Start of EXERCISE DATA

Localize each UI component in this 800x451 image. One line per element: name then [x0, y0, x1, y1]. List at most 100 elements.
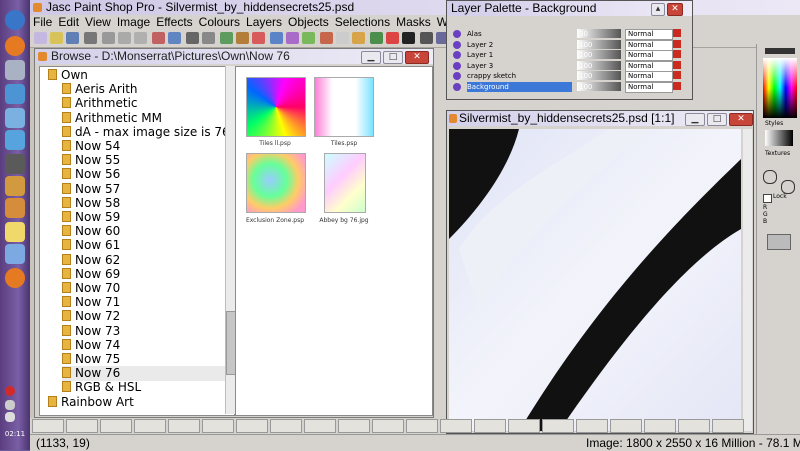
layer-row[interactable]: crappy sketch 100 Normal: [451, 71, 685, 82]
print-icon[interactable]: [84, 32, 97, 44]
layer-row[interactable]: Background 100 Normal: [451, 81, 685, 93]
retouch-icon[interactable]: [320, 32, 333, 44]
layer-visibility-icon[interactable]: [453, 72, 461, 80]
lasso-icon[interactable]: [236, 32, 249, 44]
layer-visibility-icon[interactable]: [453, 51, 461, 59]
tools-icon[interactable]: [5, 176, 25, 196]
minimized-window-button[interactable]: [576, 419, 608, 433]
tree-item[interactable]: Now 76: [62, 366, 230, 382]
layer-mask-icon[interactable]: [673, 29, 681, 37]
tree-item[interactable]: Now 56: [62, 167, 230, 182]
clone-icon[interactable]: [286, 32, 299, 44]
minimized-window-button[interactable]: [100, 419, 132, 433]
tree-item[interactable]: Rainbow Art: [48, 395, 228, 410]
volume-icon[interactable]: [5, 412, 15, 422]
layer-name[interactable]: Alas: [467, 29, 572, 39]
menu-colours[interactable]: Colours: [196, 15, 243, 30]
chat-icon[interactable]: [5, 60, 25, 80]
layer-palette-titlebar[interactable]: Layer Palette - Background ▴ ✕: [447, 1, 692, 16]
tree-item[interactable]: Now 61: [62, 238, 230, 253]
eraser-icon[interactable]: [336, 32, 349, 44]
minimized-window-button[interactable]: [440, 419, 472, 433]
tree-item[interactable]: Now 55: [62, 153, 230, 168]
tree-item[interactable]: Now 58: [62, 196, 230, 211]
brush-icon[interactable]: [270, 32, 283, 44]
tree-item[interactable]: Now 57: [62, 182, 230, 197]
menu-effects[interactable]: Effects: [153, 15, 195, 30]
open-icon[interactable]: [50, 32, 63, 44]
tree-item[interactable]: Aeris Arith: [62, 82, 230, 97]
app-icon[interactable]: [5, 108, 25, 128]
layer-visibility-icon[interactable]: [453, 82, 461, 91]
tree-item[interactable]: Own: [48, 68, 228, 83]
tree-item[interactable]: RGB & HSL: [62, 380, 230, 395]
minimized-window-button[interactable]: [338, 419, 370, 433]
picture-tube-icon[interactable]: [352, 32, 365, 44]
minimize-button[interactable]: ▁: [361, 51, 381, 64]
minimized-window-button[interactable]: [304, 419, 336, 433]
network-icon[interactable]: [5, 400, 15, 410]
start-orb-icon[interactable]: [5, 10, 25, 30]
layer-mask-icon[interactable]: [673, 71, 681, 79]
texture-toggle-icon[interactable]: [781, 180, 795, 194]
layer-visibility-icon[interactable]: [453, 61, 461, 70]
copy-icon[interactable]: [118, 32, 131, 44]
layer-mask-icon[interactable]: [673, 81, 681, 90]
layer-mask-icon[interactable]: [673, 60, 681, 69]
layer-visibility-icon[interactable]: [453, 40, 461, 49]
close-button[interactable]: ✕: [667, 3, 683, 16]
layer-name[interactable]: Background: [467, 81, 572, 92]
tree-item[interactable]: dA - max image size is 768:: [62, 125, 234, 140]
lock-checkbox[interactable]: [763, 194, 772, 203]
app-icon[interactable]: [5, 84, 25, 104]
move-icon[interactable]: [202, 32, 215, 44]
close-button[interactable]: ✕: [729, 113, 753, 126]
layer-mask-icon[interactable]: [673, 50, 681, 58]
paint-shop-pro-icon[interactable]: [5, 198, 25, 218]
minimized-window-button[interactable]: [406, 419, 438, 433]
layer-mask-icon[interactable]: [673, 39, 681, 48]
minimized-window-button[interactable]: [202, 419, 234, 433]
tree-item[interactable]: Arithmetic MM: [62, 111, 230, 126]
minimized-window-button[interactable]: [236, 419, 268, 433]
tree-item[interactable]: Now 70: [62, 281, 230, 296]
minimized-window-button[interactable]: [542, 419, 574, 433]
tree-item[interactable]: Now 74: [62, 338, 230, 353]
save-icon[interactable]: [66, 32, 79, 44]
layer-row[interactable]: Layer 2 100 Normal: [451, 39, 685, 51]
minimized-window-button[interactable]: [712, 419, 744, 433]
menu-edit[interactable]: Edit: [55, 15, 82, 30]
redo-icon[interactable]: [168, 32, 181, 44]
menu-layers[interactable]: Layers: [243, 15, 285, 30]
minimized-window-button[interactable]: [678, 419, 710, 433]
tree-item[interactable]: Now 73: [62, 324, 230, 339]
layer-row[interactable]: Layer 3 100 Normal: [451, 60, 685, 72]
fill-icon[interactable]: [386, 32, 399, 44]
tree-item[interactable]: Now 59: [62, 210, 230, 225]
layer-blend-mode-select[interactable]: Normal: [625, 81, 673, 93]
color-picker[interactable]: [763, 58, 797, 118]
menu-image[interactable]: Image: [114, 15, 153, 30]
tree-item[interactable]: Now 60: [62, 224, 230, 239]
select-icon[interactable]: [220, 32, 233, 44]
color-replace-icon[interactable]: [302, 32, 315, 44]
minimized-window-button[interactable]: [610, 419, 642, 433]
thumbnail-image[interactable]: [314, 77, 374, 137]
paste-icon[interactable]: [134, 32, 147, 44]
tree-item[interactable]: Now 69: [62, 267, 230, 282]
antivirus-icon[interactable]: [5, 386, 15, 396]
minimized-window-button[interactable]: [270, 419, 302, 433]
minimized-window-button[interactable]: [134, 419, 166, 433]
minimized-window-button[interactable]: [372, 419, 404, 433]
zoom-icon[interactable]: [186, 32, 199, 44]
layer-blend-mode-select[interactable]: Normal: [625, 50, 673, 61]
dropper-icon[interactable]: [252, 32, 265, 44]
tree-item[interactable]: Now 54: [62, 139, 230, 154]
layer-name[interactable]: Layer 1: [467, 50, 572, 60]
menu-selections[interactable]: Selections: [332, 15, 393, 30]
menu-objects[interactable]: Objects: [285, 15, 332, 30]
thumbnail-image[interactable]: [324, 153, 366, 213]
layer-name[interactable]: Layer 3: [467, 61, 572, 71]
layer-blend-mode-select[interactable]: Normal: [625, 60, 673, 72]
thumbnail-image[interactable]: [246, 153, 306, 213]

End of EXERCISE DATA

▶ _EXERCISE_: Wherever the string "mask" appears in the data above, copy the line it sits in.

▶ _COMPLETED TASK_:
layer-mask-icon[interactable]: [673, 29, 681, 37]
layer-mask-icon[interactable]: [673, 71, 681, 79]
layer-mask-icon[interactable]: [673, 81, 681, 90]
layer-mask-icon[interactable]: [673, 60, 681, 69]
layer-mask-icon[interactable]: [673, 50, 681, 58]
layer-mask-icon[interactable]: [673, 39, 681, 48]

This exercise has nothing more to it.